> TASK MATERIAL:
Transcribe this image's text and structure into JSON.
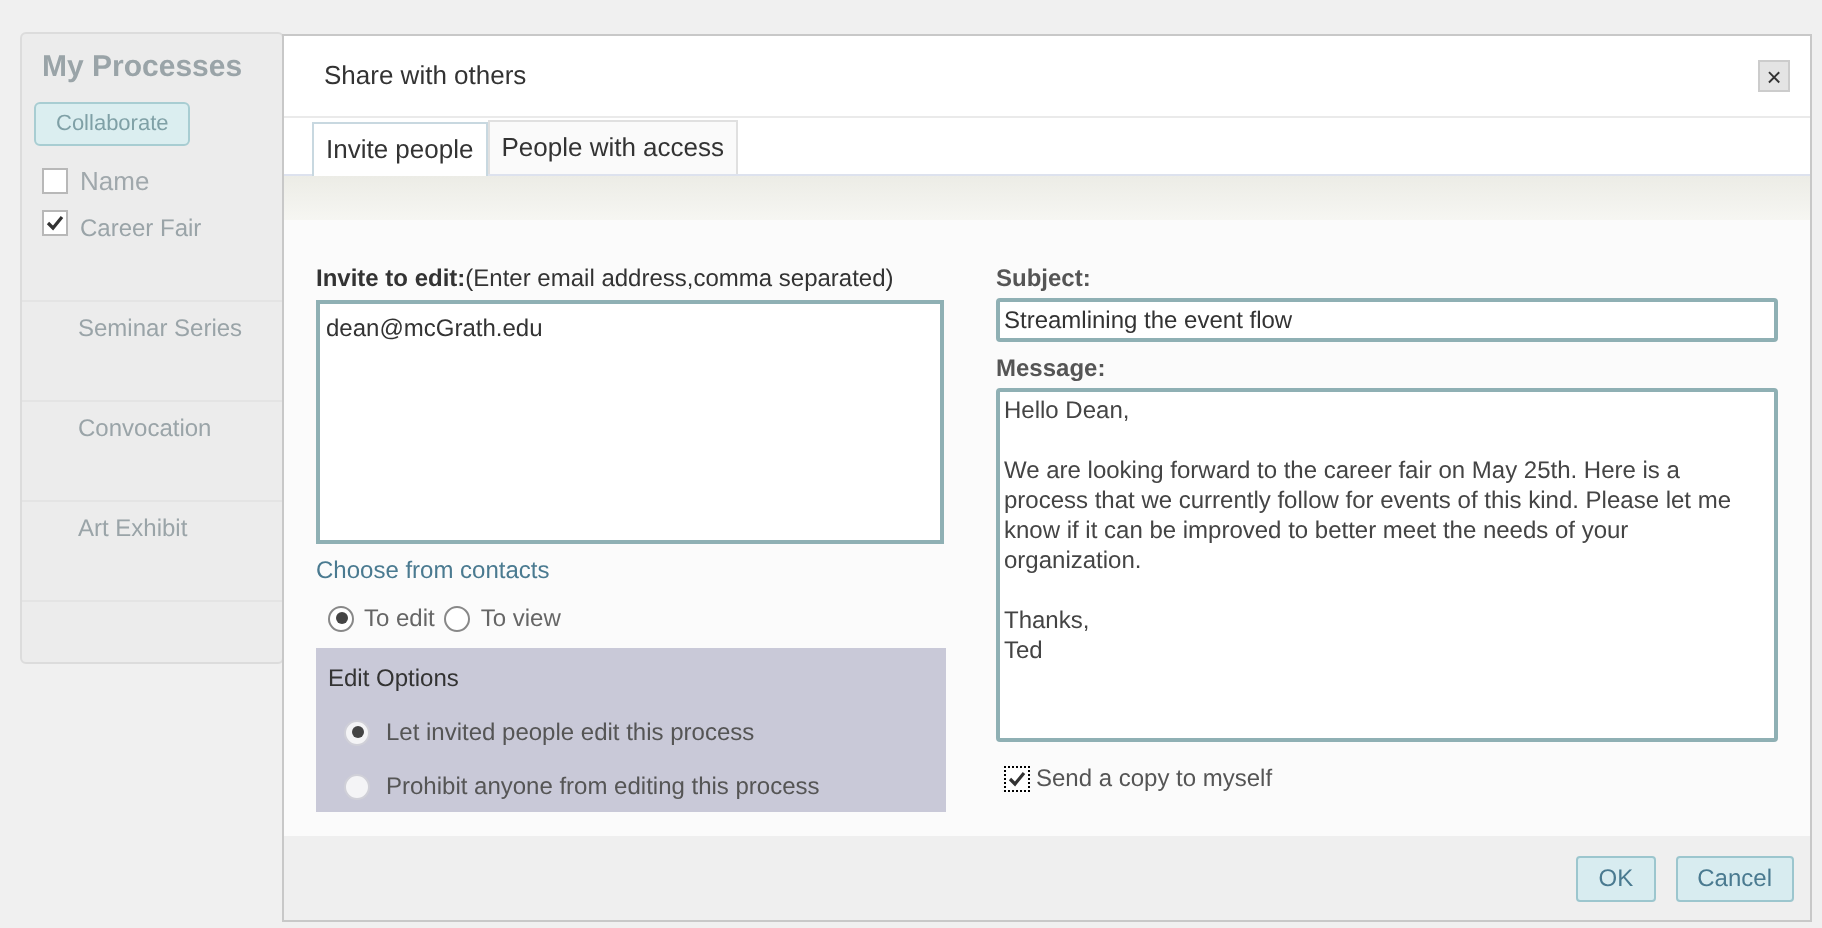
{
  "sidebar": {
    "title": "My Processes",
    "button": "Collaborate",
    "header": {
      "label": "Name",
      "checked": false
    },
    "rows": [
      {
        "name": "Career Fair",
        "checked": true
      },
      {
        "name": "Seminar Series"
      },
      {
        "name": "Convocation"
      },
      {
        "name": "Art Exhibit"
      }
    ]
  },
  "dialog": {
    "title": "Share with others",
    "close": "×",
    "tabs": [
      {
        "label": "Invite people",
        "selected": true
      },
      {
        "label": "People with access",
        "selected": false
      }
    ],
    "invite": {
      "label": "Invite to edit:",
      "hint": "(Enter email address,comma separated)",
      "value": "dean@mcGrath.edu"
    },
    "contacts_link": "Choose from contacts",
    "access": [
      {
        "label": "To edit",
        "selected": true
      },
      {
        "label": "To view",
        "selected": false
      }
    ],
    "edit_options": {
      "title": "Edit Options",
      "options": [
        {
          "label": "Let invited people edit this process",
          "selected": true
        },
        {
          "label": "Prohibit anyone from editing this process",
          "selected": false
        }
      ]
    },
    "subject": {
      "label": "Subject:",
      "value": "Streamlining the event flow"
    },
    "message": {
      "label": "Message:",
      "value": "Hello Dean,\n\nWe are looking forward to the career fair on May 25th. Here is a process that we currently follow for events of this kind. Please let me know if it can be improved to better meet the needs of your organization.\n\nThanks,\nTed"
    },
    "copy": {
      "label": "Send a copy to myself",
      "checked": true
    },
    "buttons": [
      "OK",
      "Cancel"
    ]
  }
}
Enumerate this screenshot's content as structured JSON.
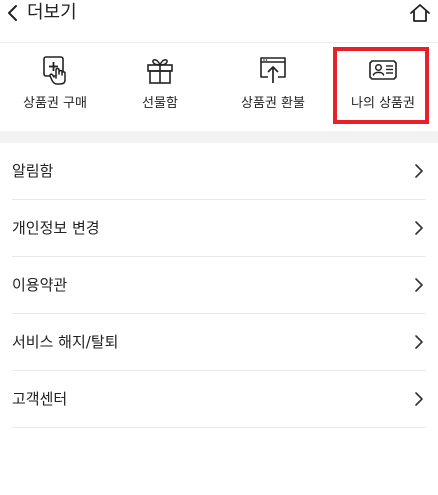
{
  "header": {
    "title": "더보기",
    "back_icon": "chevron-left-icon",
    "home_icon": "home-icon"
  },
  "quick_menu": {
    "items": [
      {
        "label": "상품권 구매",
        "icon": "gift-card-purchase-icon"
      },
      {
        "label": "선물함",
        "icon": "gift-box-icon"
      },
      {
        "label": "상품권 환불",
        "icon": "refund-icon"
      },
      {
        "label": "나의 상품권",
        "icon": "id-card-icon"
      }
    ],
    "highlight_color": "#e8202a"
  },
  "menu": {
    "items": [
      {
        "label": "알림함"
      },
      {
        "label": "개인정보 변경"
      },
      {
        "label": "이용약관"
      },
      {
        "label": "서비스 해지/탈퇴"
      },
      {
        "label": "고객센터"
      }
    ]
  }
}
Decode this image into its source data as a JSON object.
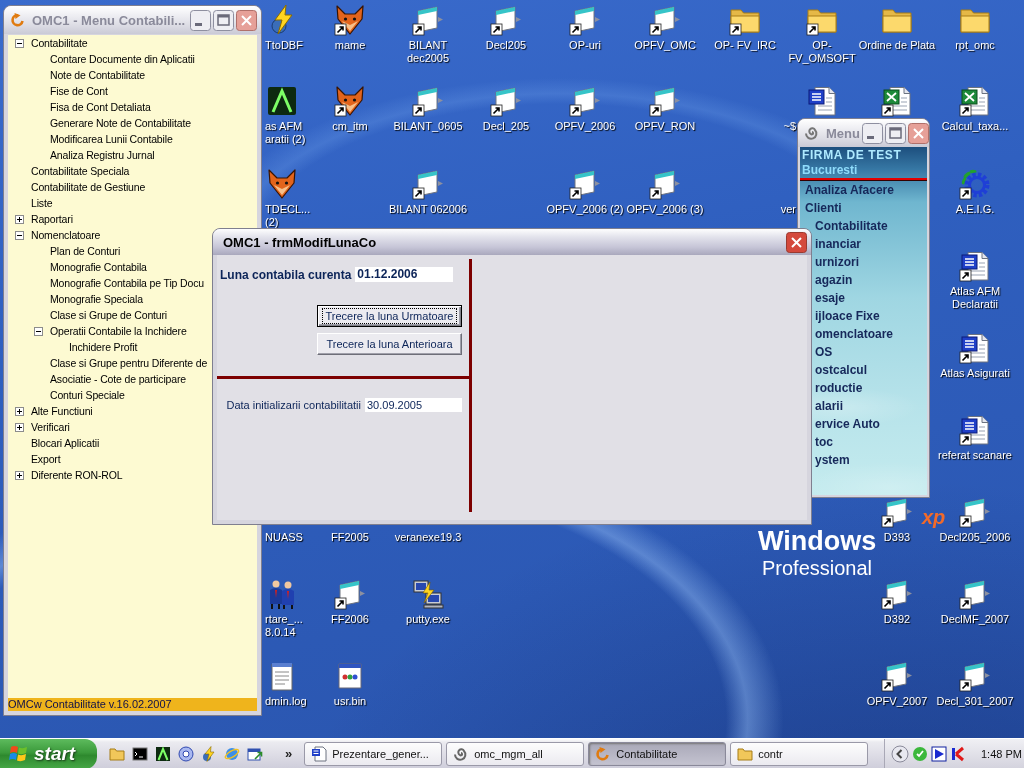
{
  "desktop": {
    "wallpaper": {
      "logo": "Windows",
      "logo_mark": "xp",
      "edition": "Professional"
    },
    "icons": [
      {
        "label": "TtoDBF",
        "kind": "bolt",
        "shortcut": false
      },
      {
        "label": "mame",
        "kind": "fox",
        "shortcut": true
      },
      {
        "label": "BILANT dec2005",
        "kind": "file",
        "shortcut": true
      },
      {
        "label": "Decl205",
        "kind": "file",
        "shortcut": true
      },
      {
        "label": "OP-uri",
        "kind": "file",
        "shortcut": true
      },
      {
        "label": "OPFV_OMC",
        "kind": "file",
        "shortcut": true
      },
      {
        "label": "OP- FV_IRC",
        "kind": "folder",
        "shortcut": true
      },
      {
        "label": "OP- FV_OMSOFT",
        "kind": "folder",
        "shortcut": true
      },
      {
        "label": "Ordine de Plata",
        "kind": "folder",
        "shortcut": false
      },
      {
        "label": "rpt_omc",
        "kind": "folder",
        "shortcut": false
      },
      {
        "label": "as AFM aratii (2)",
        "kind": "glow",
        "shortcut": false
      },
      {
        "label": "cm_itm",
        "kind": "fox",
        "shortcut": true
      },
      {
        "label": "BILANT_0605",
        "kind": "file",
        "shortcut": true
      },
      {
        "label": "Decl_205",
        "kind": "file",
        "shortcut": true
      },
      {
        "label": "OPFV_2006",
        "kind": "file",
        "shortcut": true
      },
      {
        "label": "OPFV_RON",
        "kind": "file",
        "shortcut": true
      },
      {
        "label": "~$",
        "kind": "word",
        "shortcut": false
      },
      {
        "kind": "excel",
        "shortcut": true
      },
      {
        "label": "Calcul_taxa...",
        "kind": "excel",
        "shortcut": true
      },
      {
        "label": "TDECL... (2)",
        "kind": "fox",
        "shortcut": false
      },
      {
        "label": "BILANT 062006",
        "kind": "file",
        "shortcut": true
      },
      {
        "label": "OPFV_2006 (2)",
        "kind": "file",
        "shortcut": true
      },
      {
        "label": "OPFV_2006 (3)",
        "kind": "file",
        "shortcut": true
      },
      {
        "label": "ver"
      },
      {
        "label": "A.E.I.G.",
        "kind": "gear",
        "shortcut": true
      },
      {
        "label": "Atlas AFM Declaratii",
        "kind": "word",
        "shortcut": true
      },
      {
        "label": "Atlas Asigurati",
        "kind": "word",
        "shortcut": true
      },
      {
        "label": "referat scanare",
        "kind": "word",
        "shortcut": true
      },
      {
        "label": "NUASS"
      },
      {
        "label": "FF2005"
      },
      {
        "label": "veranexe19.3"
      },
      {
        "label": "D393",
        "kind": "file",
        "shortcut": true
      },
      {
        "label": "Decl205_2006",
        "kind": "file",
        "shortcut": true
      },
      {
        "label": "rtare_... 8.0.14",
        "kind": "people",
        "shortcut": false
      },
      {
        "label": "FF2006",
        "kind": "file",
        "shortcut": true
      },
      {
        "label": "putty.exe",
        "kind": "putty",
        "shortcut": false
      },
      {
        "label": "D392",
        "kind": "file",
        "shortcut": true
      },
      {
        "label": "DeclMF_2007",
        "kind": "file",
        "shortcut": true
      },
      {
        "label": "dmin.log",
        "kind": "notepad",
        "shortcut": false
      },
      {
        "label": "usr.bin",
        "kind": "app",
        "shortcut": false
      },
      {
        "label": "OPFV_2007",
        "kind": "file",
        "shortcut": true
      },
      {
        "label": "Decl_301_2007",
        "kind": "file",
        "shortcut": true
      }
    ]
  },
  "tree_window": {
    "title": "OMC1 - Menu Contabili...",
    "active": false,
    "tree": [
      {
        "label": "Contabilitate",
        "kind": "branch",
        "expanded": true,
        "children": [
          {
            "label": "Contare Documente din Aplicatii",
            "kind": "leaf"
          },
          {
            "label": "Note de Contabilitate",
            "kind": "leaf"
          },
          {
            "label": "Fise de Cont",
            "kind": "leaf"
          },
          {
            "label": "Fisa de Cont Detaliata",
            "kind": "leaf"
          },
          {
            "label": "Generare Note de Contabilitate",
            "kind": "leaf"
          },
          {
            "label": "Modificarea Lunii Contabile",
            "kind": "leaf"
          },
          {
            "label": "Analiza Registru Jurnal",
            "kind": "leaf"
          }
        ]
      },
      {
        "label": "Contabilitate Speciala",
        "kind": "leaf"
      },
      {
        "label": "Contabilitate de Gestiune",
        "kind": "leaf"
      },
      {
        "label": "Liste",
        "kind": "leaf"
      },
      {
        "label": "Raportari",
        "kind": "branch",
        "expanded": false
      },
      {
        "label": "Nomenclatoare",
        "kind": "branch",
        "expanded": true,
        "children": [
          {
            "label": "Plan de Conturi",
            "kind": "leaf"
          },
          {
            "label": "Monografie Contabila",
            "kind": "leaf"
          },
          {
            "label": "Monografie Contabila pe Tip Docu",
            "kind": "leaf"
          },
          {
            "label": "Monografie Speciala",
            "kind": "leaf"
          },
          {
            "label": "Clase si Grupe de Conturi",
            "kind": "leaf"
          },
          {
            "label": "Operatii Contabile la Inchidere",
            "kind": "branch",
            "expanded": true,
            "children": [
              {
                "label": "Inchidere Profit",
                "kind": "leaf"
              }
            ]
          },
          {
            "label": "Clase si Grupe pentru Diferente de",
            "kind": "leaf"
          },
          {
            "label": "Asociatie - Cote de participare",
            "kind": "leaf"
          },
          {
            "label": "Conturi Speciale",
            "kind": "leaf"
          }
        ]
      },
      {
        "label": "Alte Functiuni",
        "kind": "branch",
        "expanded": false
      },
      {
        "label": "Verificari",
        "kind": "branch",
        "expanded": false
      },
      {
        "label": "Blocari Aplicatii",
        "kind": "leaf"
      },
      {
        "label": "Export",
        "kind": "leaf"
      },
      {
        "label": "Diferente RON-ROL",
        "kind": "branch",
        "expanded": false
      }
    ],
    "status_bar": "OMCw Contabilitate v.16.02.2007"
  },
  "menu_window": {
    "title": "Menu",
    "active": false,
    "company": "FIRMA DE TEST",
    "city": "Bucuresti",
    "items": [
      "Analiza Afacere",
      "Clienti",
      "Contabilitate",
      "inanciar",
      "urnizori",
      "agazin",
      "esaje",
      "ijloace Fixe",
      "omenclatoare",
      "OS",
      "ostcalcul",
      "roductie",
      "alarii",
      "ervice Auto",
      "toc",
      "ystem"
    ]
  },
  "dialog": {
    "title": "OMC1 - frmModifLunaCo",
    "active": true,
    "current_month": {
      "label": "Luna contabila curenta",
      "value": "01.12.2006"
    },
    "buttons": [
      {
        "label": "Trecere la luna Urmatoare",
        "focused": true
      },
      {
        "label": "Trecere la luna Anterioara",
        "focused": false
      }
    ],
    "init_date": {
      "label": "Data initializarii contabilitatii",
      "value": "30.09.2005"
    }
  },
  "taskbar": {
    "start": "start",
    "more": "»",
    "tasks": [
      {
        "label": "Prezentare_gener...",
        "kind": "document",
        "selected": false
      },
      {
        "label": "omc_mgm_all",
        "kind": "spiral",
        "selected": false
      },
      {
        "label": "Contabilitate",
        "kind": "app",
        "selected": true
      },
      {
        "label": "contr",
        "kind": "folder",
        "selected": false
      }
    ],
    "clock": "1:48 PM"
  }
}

> STATED PROBLEM:
Pick out each line above that includes "value" and show it.

> FINAL RESULT:
      "value": "dean@mcGrath.edu"
      "value": "Streamlining the event flow"
      "value": "Hello Dean,\n\nWe are looking forward to the career fair on May 25th. Here is a process that we currently follow for events of this kind. Please let me know if it can be improved to better meet the needs of your organization.\n\nThanks,\nTed"
      "value": "01.12.2006"
      "value": "30.09.2005"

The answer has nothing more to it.